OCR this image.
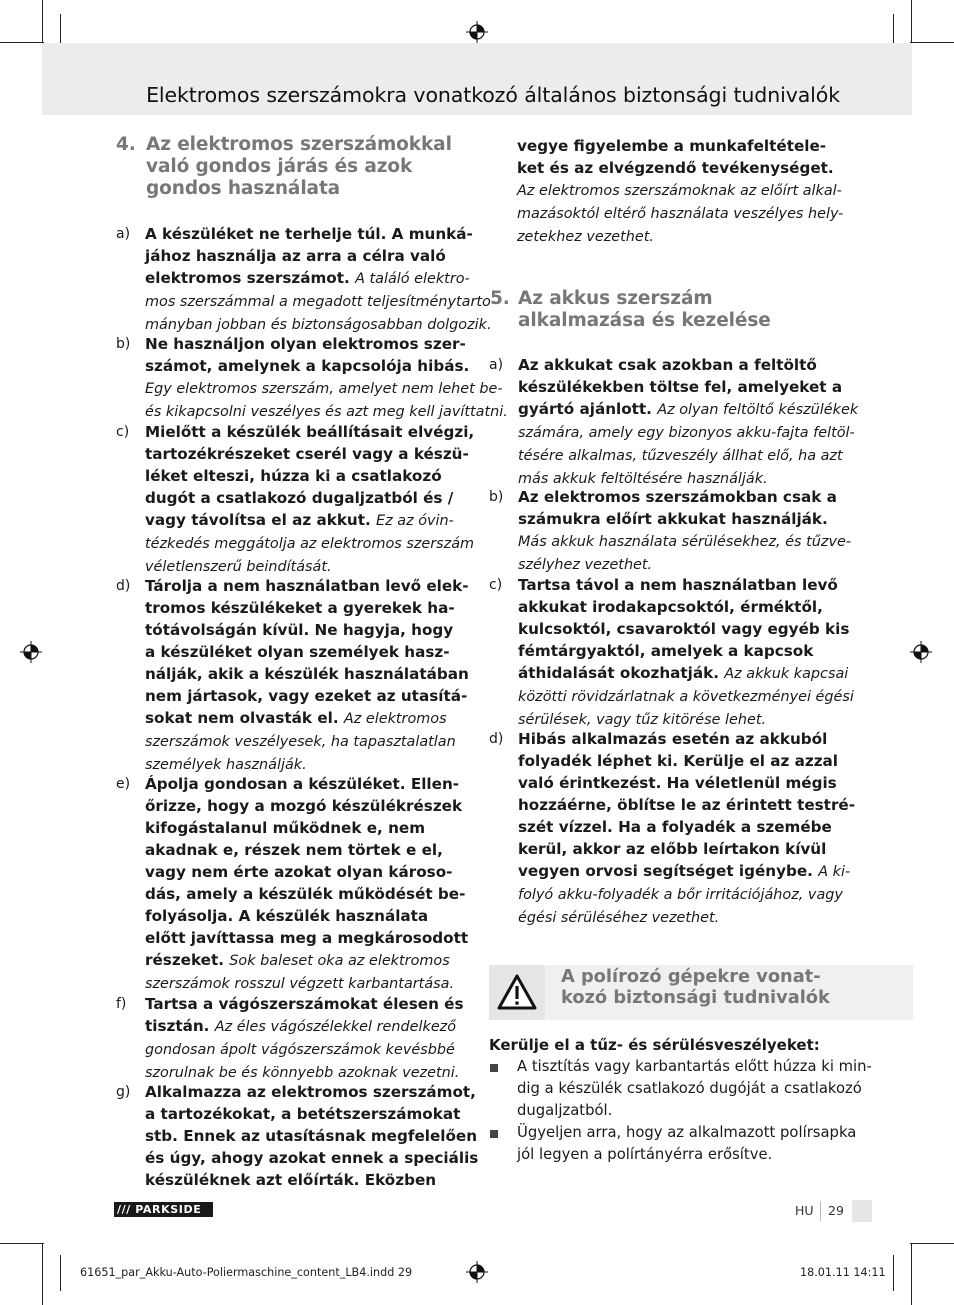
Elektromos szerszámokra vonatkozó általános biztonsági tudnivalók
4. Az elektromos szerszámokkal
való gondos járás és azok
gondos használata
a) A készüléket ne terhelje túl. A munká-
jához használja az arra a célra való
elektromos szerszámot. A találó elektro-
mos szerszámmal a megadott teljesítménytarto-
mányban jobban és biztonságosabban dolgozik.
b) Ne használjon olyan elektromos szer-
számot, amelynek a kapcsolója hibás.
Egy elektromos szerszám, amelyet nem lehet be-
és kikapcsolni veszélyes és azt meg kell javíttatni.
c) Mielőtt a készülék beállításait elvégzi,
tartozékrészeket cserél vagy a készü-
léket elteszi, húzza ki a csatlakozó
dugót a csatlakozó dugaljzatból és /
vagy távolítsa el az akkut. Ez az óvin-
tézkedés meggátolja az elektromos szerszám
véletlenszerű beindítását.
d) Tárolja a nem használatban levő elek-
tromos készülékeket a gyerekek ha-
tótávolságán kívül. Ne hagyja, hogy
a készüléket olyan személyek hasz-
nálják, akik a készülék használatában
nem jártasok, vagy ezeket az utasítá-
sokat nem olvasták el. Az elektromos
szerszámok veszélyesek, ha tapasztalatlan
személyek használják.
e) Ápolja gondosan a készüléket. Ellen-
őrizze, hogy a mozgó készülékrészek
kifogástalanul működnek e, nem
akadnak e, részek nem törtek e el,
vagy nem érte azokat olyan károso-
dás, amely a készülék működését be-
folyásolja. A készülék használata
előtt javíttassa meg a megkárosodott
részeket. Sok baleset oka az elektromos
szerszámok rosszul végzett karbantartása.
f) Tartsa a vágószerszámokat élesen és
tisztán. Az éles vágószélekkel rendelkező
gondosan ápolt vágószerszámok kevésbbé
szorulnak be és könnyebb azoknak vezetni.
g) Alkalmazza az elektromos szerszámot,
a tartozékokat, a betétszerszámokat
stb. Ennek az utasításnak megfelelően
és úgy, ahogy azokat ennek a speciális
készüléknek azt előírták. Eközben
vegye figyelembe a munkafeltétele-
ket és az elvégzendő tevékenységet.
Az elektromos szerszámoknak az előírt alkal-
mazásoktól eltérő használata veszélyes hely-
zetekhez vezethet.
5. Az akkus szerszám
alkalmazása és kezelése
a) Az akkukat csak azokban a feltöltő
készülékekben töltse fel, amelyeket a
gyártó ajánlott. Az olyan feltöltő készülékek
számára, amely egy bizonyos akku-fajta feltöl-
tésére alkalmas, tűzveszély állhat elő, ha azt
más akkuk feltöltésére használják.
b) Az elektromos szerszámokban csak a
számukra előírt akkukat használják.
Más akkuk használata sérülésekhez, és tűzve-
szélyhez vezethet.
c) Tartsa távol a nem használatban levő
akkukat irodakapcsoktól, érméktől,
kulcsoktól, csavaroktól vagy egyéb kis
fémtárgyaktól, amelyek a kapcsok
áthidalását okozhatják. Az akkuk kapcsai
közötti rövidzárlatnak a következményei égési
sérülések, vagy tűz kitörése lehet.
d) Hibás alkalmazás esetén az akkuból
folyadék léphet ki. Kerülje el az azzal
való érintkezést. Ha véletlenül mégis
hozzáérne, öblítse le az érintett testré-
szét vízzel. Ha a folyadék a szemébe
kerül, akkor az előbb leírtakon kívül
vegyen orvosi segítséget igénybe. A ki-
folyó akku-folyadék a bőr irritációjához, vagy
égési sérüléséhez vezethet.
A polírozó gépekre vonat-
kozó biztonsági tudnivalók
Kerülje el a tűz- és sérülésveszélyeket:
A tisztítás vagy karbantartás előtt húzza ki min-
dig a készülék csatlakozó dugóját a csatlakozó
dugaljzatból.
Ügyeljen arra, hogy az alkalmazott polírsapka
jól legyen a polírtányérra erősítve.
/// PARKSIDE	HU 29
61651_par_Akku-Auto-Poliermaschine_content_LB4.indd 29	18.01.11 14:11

------

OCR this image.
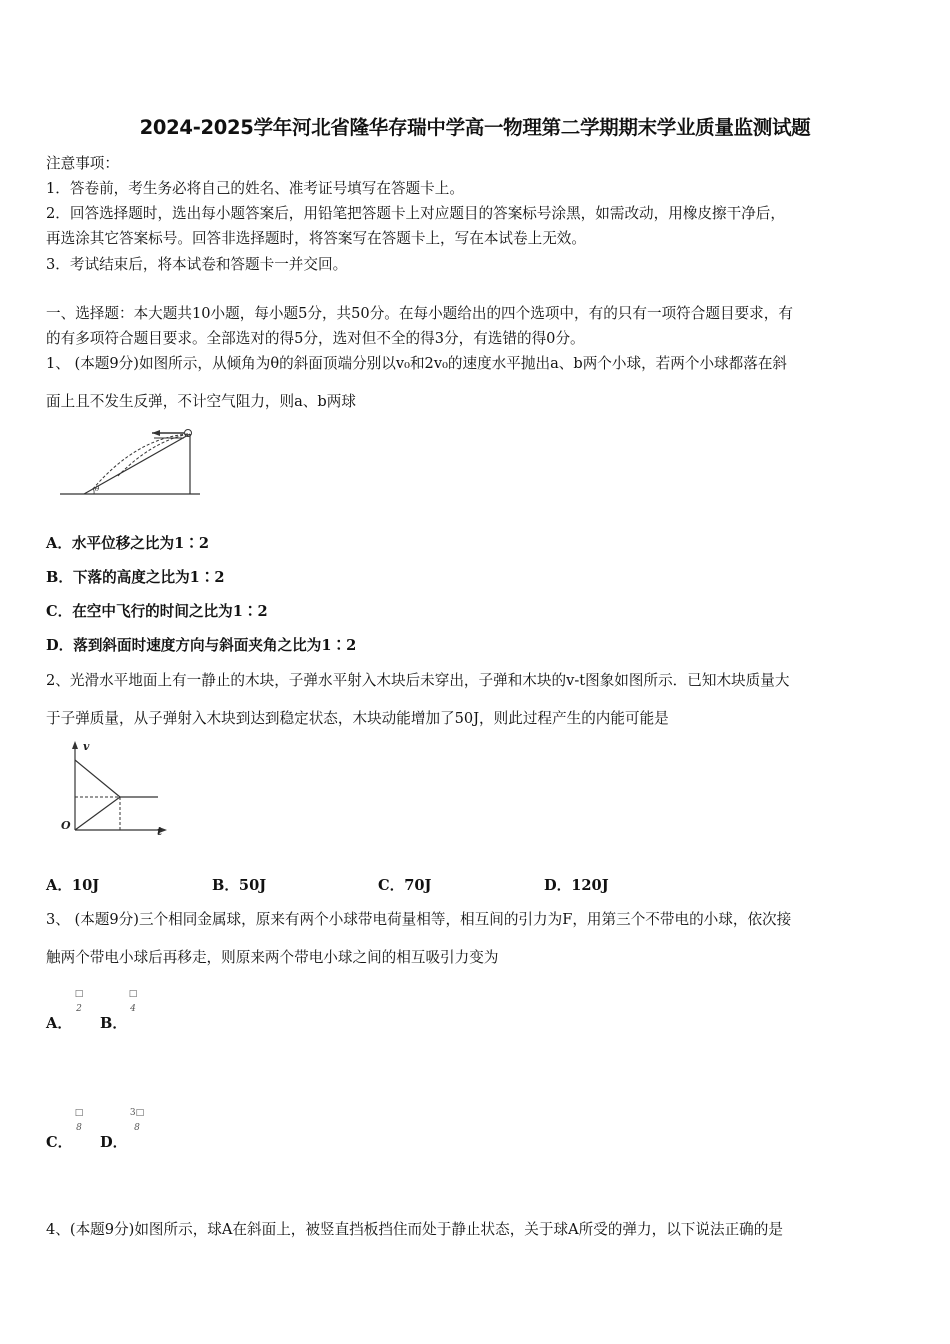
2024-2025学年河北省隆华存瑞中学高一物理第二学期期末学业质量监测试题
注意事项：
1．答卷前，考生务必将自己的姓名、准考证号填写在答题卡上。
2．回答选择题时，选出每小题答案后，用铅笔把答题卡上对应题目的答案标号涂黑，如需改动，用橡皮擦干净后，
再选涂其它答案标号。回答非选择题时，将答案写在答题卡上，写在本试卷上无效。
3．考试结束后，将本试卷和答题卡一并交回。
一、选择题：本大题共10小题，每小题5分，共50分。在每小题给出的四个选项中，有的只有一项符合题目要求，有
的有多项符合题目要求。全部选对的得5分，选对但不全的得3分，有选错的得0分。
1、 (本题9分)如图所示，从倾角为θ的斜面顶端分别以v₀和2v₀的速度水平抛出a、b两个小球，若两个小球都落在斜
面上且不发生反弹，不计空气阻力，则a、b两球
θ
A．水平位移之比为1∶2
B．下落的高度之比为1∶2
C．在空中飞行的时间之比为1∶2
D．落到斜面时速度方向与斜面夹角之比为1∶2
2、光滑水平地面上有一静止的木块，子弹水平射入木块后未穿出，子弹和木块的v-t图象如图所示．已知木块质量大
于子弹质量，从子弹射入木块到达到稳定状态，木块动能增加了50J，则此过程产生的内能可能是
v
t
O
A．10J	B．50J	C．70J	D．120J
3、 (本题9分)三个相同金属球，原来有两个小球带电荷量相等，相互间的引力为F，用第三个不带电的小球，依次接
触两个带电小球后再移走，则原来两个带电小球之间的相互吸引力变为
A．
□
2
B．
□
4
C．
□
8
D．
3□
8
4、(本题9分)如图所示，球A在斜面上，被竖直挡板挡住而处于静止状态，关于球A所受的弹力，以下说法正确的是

------

## Task brief
Gather every line from the listing above in which "lehet" appears, and copy those lines.

## Reply to the task
Egy elektromos szerszám, amelyet nem lehet be-
sérülések, vagy tűz kitörése lehet.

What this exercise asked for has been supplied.